(REQUIREMENTS): Of all the lines in the records below, how many hold the word "this"? Give the number alone.

(STORED DATA):
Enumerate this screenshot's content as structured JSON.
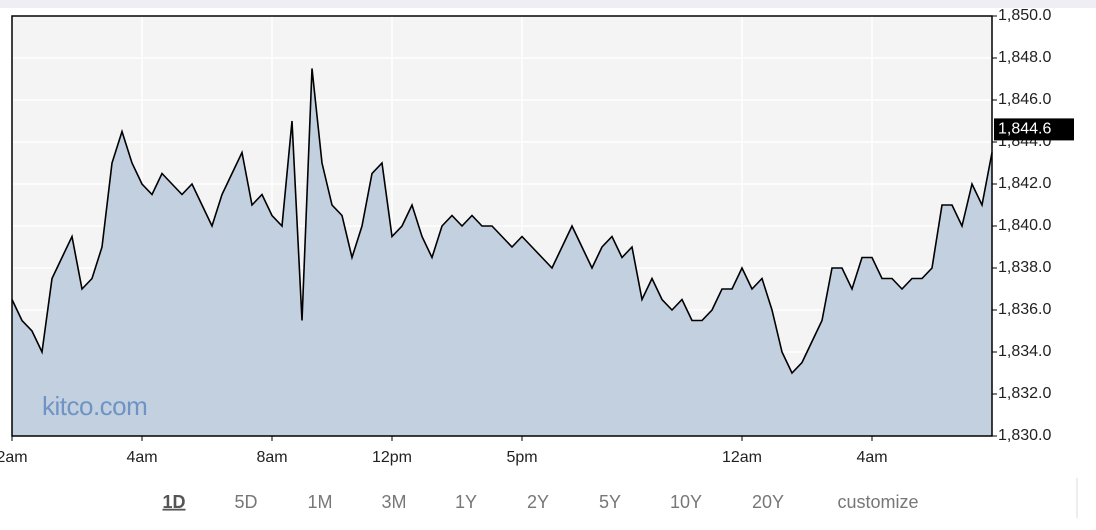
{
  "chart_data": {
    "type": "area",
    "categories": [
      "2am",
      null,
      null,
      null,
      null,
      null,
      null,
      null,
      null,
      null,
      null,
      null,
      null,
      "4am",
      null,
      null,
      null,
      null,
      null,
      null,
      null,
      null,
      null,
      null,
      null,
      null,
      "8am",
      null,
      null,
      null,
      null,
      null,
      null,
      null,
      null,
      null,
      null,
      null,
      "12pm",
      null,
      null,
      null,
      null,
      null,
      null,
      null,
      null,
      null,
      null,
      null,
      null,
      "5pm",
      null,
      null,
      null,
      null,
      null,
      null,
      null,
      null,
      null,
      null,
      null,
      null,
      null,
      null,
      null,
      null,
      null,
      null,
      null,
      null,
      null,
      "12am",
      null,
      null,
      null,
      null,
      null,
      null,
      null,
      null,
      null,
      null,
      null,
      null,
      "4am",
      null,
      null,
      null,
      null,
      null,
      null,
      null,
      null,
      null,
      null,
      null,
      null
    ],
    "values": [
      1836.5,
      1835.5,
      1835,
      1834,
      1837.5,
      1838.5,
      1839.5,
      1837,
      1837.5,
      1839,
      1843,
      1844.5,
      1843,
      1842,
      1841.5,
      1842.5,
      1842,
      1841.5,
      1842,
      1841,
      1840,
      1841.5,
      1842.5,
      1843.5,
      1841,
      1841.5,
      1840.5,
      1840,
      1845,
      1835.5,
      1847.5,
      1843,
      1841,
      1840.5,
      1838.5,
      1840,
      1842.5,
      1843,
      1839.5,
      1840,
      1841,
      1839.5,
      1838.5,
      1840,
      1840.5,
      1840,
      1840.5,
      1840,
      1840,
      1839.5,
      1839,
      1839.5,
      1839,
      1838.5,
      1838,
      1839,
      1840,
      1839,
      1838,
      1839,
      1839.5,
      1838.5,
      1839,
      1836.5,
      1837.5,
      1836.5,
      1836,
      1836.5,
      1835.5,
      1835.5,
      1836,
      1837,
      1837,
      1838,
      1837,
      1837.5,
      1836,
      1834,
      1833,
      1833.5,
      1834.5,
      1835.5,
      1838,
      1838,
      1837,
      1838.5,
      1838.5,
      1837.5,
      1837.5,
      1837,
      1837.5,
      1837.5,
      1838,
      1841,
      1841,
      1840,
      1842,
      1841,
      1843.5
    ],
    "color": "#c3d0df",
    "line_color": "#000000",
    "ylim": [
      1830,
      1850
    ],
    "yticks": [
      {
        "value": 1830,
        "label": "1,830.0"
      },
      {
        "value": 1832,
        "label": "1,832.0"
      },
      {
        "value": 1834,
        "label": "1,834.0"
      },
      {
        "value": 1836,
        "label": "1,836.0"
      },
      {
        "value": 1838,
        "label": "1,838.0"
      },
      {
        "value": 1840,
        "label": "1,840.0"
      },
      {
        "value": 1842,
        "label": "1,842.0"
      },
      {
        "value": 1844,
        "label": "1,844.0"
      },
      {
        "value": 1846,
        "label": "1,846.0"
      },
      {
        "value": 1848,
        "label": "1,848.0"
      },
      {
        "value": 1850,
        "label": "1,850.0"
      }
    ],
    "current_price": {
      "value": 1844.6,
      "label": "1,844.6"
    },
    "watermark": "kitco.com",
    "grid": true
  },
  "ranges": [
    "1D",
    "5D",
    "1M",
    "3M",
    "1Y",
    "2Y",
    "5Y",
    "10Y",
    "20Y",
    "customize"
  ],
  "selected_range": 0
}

==

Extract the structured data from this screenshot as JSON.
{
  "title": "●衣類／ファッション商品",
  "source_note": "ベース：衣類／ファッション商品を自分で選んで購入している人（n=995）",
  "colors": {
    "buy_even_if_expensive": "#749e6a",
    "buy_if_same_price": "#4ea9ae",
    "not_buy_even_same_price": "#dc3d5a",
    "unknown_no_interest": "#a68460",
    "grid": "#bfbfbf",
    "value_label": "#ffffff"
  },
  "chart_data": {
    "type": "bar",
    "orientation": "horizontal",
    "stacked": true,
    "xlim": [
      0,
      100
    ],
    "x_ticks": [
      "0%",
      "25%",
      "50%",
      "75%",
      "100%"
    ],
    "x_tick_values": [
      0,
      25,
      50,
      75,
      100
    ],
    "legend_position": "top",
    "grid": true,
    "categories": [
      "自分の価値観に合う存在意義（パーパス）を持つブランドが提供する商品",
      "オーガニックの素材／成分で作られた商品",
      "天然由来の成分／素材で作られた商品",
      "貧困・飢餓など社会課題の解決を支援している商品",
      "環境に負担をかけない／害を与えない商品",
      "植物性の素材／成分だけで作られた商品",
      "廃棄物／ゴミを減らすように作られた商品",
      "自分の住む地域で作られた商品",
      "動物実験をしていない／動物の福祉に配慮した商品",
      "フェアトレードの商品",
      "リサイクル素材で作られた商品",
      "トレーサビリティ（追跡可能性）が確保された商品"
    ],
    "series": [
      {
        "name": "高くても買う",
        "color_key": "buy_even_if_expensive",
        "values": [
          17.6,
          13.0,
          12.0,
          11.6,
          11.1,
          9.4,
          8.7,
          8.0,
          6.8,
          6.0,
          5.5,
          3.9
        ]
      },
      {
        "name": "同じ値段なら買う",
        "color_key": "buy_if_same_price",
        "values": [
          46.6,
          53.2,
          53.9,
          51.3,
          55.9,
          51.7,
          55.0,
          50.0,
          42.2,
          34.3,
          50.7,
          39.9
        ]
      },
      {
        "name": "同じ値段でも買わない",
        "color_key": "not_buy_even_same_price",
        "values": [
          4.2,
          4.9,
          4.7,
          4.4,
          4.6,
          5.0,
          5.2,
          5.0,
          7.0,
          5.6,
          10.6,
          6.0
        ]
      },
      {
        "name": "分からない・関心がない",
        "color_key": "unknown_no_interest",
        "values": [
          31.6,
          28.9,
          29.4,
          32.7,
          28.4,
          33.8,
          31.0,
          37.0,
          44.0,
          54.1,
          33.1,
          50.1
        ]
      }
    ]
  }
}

(SOLUTION TO THE PROBLEM): 2